◆ DIRECTION:
Pull out every line below containing the word "recommend".

Stored dataset items

►

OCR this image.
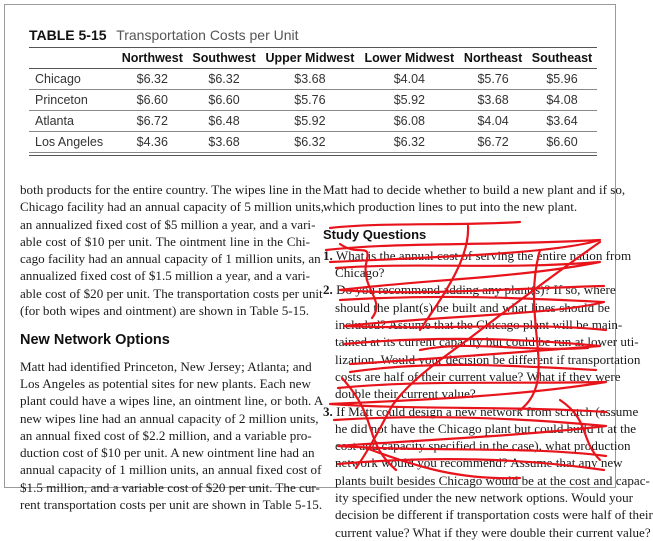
TABLE 5-15 Transportation Costs per Unit
	Northwest	Southwest	Upper Midwest	Lower Midwest	Northeast	Southeast
Chicago	$6.32	$6.32	$3.68	$4.04	$5.76	$5.96
Princeton	$6.60	$6.60	$5.76	$5.92	$3.68	$4.08
Atlanta	$6.72	$6.48	$5.92	$6.08	$4.04	$3.64
Los Angeles	$4.36	$3.68	$6.32	$6.32	$6.72	$6.60
both products for the entire country. The wipes line in the
Chicago facility had an annual capacity of 5 million units,
an annualized fixed cost of $5 million a year, and a vari-
able cost of $10 per unit. The ointment line in the Chi-
cago facility had an annual capacity of 1 million units, an
annualized fixed cost of $1.5 million a year, and a vari-
able cost of $20 per unit. The transportation costs per unit
(for both wipes and ointment) are shown in Table 5-15.
New Network Options
Matt had identified Princeton, New Jersey; Atlanta; and
Los Angeles as potential sites for new plants. Each new
plant could have a wipes line, an ointment line, or both. A
new wipes line had an annual capacity of 2 million units,
an annual fixed cost of $2.2 million, and a variable pro-
duction cost of $10 per unit. A new ointment line had an
annual capacity of 1 million units, an annual fixed cost of
$1.5 million, and a variable cost of $20 per unit. The cur-
rent transportation costs per unit are shown in Table 5-15.
Matt had to decide whether to build a new plant and if so,
which production lines to put into the new plant.
Study Questions
1. What is the annual cost of serving the entire nation from
Chicago?
2. Do you recommend adding any plant(s)? If so, where
should the plant(s) be built and what lines should be
included? Assume that the Chicago plant will be main-
tained at its current capacity but could be run at lower uti-
lization. Would your decision be different if transportation
costs are half of their current value? What if they were
double their current value?
3. If Matt could design a new network from scratch (assume
he did not have the Chicago plant but could build it at the
cost and capacity specified in the case), what production
network would you recommend? Assume that any new
plants built besides Chicago would be at the cost and capac-
ity specified under the new network options. Would your
decision be different if transportation costs were half of their
current value? What if they were double their current value?
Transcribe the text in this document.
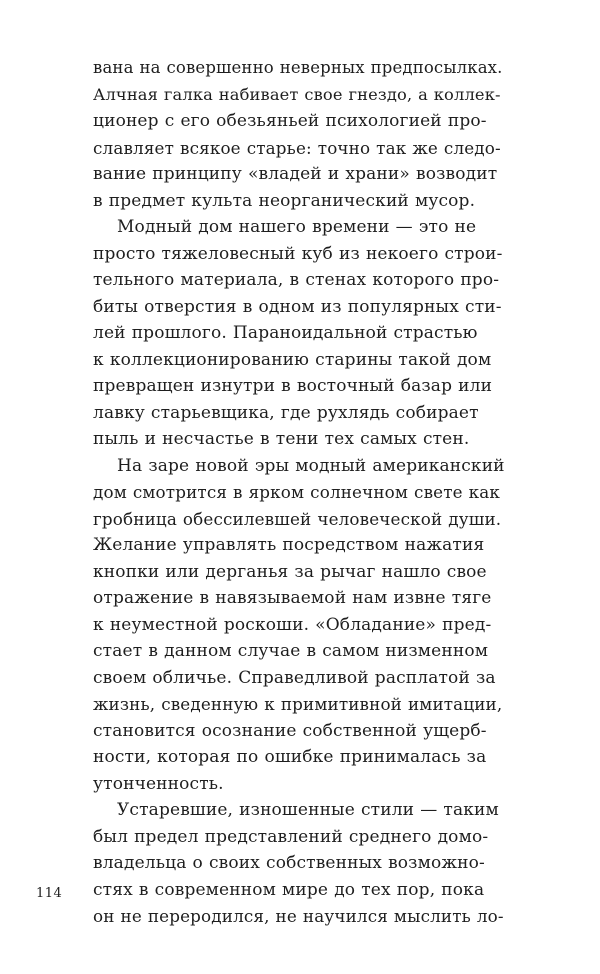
вана на совершенно неверных предпосылках.
Алчная галка набивает свое гнездо, а коллек-
ционер с его обезьяньей психологией про-
славляет всякое старье: точно так же следо-
вание принципу «владей и храни» возводит
в предмет культа неорганический мусор.
Модный дом нашего времени — это не
просто тяжеловесный куб из некоего строи-
тельного материала, в стенах которого про-
биты отверстия в одном из популярных сти-
лей прошлого. Параноидальной страстью
к коллекционированию старины такой дом
превращен изнутри в восточный базар или
лавку старьевщика, где рухлядь собирает
пыль и несчастье в тени тех самых стен.
На заре новой эры модный американский
дом смотрится в ярком солнечном свете как
гробница обессилевшей человеческой души.
Желание управлять посредством нажатия
кнопки или дерганья за рычаг нашло свое
отражение в навязываемой нам извне тяге
к неуместной роскоши. «Обладание» пред-
стает в данном случае в самом низменном
своем обличье. Справедливой расплатой за
жизнь, сведенную к примитивной имитации,
становится осознание собственной ущерб-
ности, которая по ошибке принималась за
утонченность.
Устаревшие, изношенные стили — таким
был предел представлений среднего домо-
владельца о своих собственных возможно-
стях в современном мире до тех пор, пока
он не переродился, не научился мыслить ло-
114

◄

◆ RESULT:
2. Do you recommend adding any plant(s)? If so, where
network would you recommend? Assume that any new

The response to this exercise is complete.